■ **TASK**
All lines below must be repeated exactly, with the pictures omitted.
>> start
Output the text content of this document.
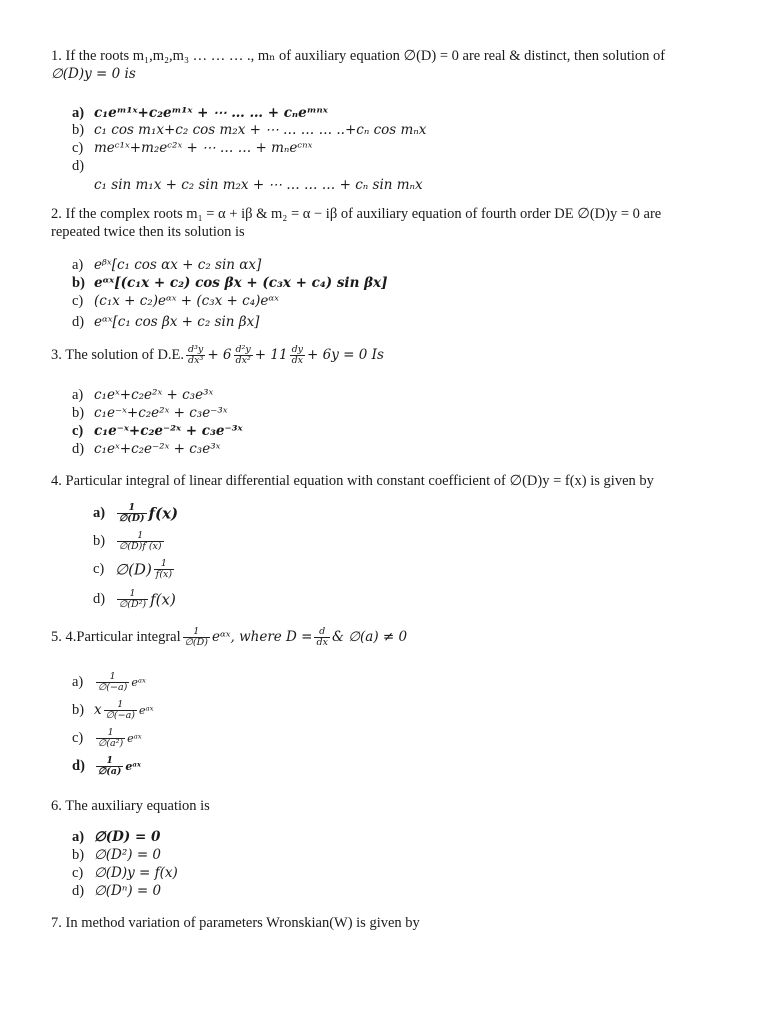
1. If the roots m₁,m₂,m₃ … … … ., mₙ of auxiliary equation ∅(D) = 0 are real & distinct, then solution of
∅(D)y = 0 is
a) c₁eᵐ¹ˣ+c₂eᵐ¹ˣ + ⋯ … … + cₙeᵐⁿˣ
b) c₁ cos m₁x+c₂ cos m₂x + ⋯ … … … ..+cₙ cos mₙx
c) meᶜ¹ˣ+m₂eᶜ²ˣ + ⋯ … … + mₙeᶜⁿˣ
d)
c₁ sin m₁x + c₂ sin m₂x + ⋯ … … … + cₙ sin mₙx
2. If the complex roots m₁ = α + iβ & m₂ = α − iβ of auxiliary equation of fourth order DE ∅(D)y = 0 are
repeated twice then its solution is
a) eᵝˣ[c₁ cos αx + c₂ sin αx]
b) eᵅˣ[(c₁x + c₂) cos βx + (c₃x + c₄) sin βx]
c) (c₁x + c₂)eᵅˣ + (c₃x + c₄)eᵅˣ
d) eᵅˣ[c₁ cos βx + c₂ sin βx]
3. The solution of D.E. $\frac{\text{d³y}}{\text{dx³}} + 6 \frac{\text{d²y}}{\text{dx²}} + 11 \frac{dy}{dx} + 6y = 0$ Is
a) c₁eˣ+c₂e²ˣ + c₃e³ˣ
b) c₁e⁻ˣ+c₂e²ˣ + c₃e⁻³ˣ
c) c₁e⁻ˣ+c₂e⁻²ˣ + c₃e⁻³ˣ
d) c₁eˣ+c₂e⁻²ˣ + c₃e³ˣ
4. Particular integral of linear differential equation with constant coefficient of ∅(D)y = f(x) is given by
$a) \frac{1}{\emptyset(D)} f(x)$
$b) \frac{1}{\emptyset(D)f (x)}$
c) ∅(D) $\frac{1}{f(x)}$
$d) \frac{1}{\text{∅(D²)}} f(x)$
5. 4.Particular integral $\frac{1}{\emptyset(D)}$ eᵅˣ, where $D = \frac{d}{dx}$ & ∅(a) ≠ 0
$a) \frac{1}{\emptyset(-a)}$ eᵃˣ
b) x $\frac{1}{\emptyset(-a)}$ eᵃˣ
$c) \frac{1}{\text{∅(a²)}}$ eᵃˣ
$d) \frac{1}{\emptyset(a)}$ eᵃˣ
6. The auxiliary equation is
a) ∅(D) = 0
b) ∅(D²) = 0
c) ∅(D)y = f(x)
d) ∅(Dⁿ) = 0
7. In method variation of parameters Wronskian(W) is given by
>> end
■ **COMPLETE ANSWER**
Output the text content of this document.
1. If the roots m₁,m₂,m₃ … … … ., mₙ of auxiliary equation ∅(D) = 0 are real & distinct, then solution of
∅(D)y = 0 is
a) c₁eᵐ¹ˣ+c₂eᵐ¹ˣ + ⋯ … … + cₙeᵐⁿˣ
b) c₁ cos m₁x+c₂ cos m₂x + ⋯ … … … ..+cₙ cos mₙx
c) meᶜ¹ˣ+m₂eᶜ²ˣ + ⋯ … … + mₙeᶜⁿˣ
d)
c₁ sin m₁x + c₂ sin m₂x + ⋯ … … … + cₙ sin mₙx
2. If the complex roots m₁ = α + iβ & m₂ = α − iβ of auxiliary equation of fourth order DE ∅(D)y = 0 are
repeated twice then its solution is
a) eᵝˣ[c₁ cos αx + c₂ sin αx]
b) eᵅˣ[(c₁x + c₂) cos βx + (c₃x + c₄) sin βx]
c) (c₁x + c₂)eᵅˣ + (c₃x + c₄)eᵅˣ
d) eᵅˣ[c₁ cos βx + c₂ sin βx]
3. The solution of D.E. $\frac{\text{d³y}}{\text{dx³}} + 6 \frac{\text{d²y}}{\text{dx²}} + 11 \frac{dy}{dx} + 6y = 0$ Is
a) c₁eˣ+c₂e²ˣ + c₃e³ˣ
b) c₁e⁻ˣ+c₂e²ˣ + c₃e⁻³ˣ
c) c₁e⁻ˣ+c₂e⁻²ˣ + c₃e⁻³ˣ
d) c₁eˣ+c₂e⁻²ˣ + c₃e³ˣ
4. Particular integral of linear differential equation with constant coefficient of ∅(D)y = f(x) is given by
$a) \frac{1}{\emptyset(D)} f(x)$
$b) \frac{1}{\emptyset(D)f (x)}$
c) ∅(D) $\frac{1}{f(x)}$
$d) \frac{1}{\text{∅(D²)}} f(x)$
5. 4.Particular integral $\frac{1}{\emptyset(D)}$ eᵅˣ, where $D = \frac{d}{dx}$ & ∅(a) ≠ 0
$a) \frac{1}{\emptyset(-a)}$ eᵃˣ
b) x $\frac{1}{\emptyset(-a)}$ eᵃˣ
$c) \frac{1}{\text{∅(a²)}}$ eᵃˣ
$d) \frac{1}{\emptyset(a)}$ eᵃˣ
6. The auxiliary equation is
a) ∅(D) = 0
b) ∅(D²) = 0
c) ∅(D)y = f(x)
d) ∅(Dⁿ) = 0
7. In method variation of parameters Wronskian(W) is given by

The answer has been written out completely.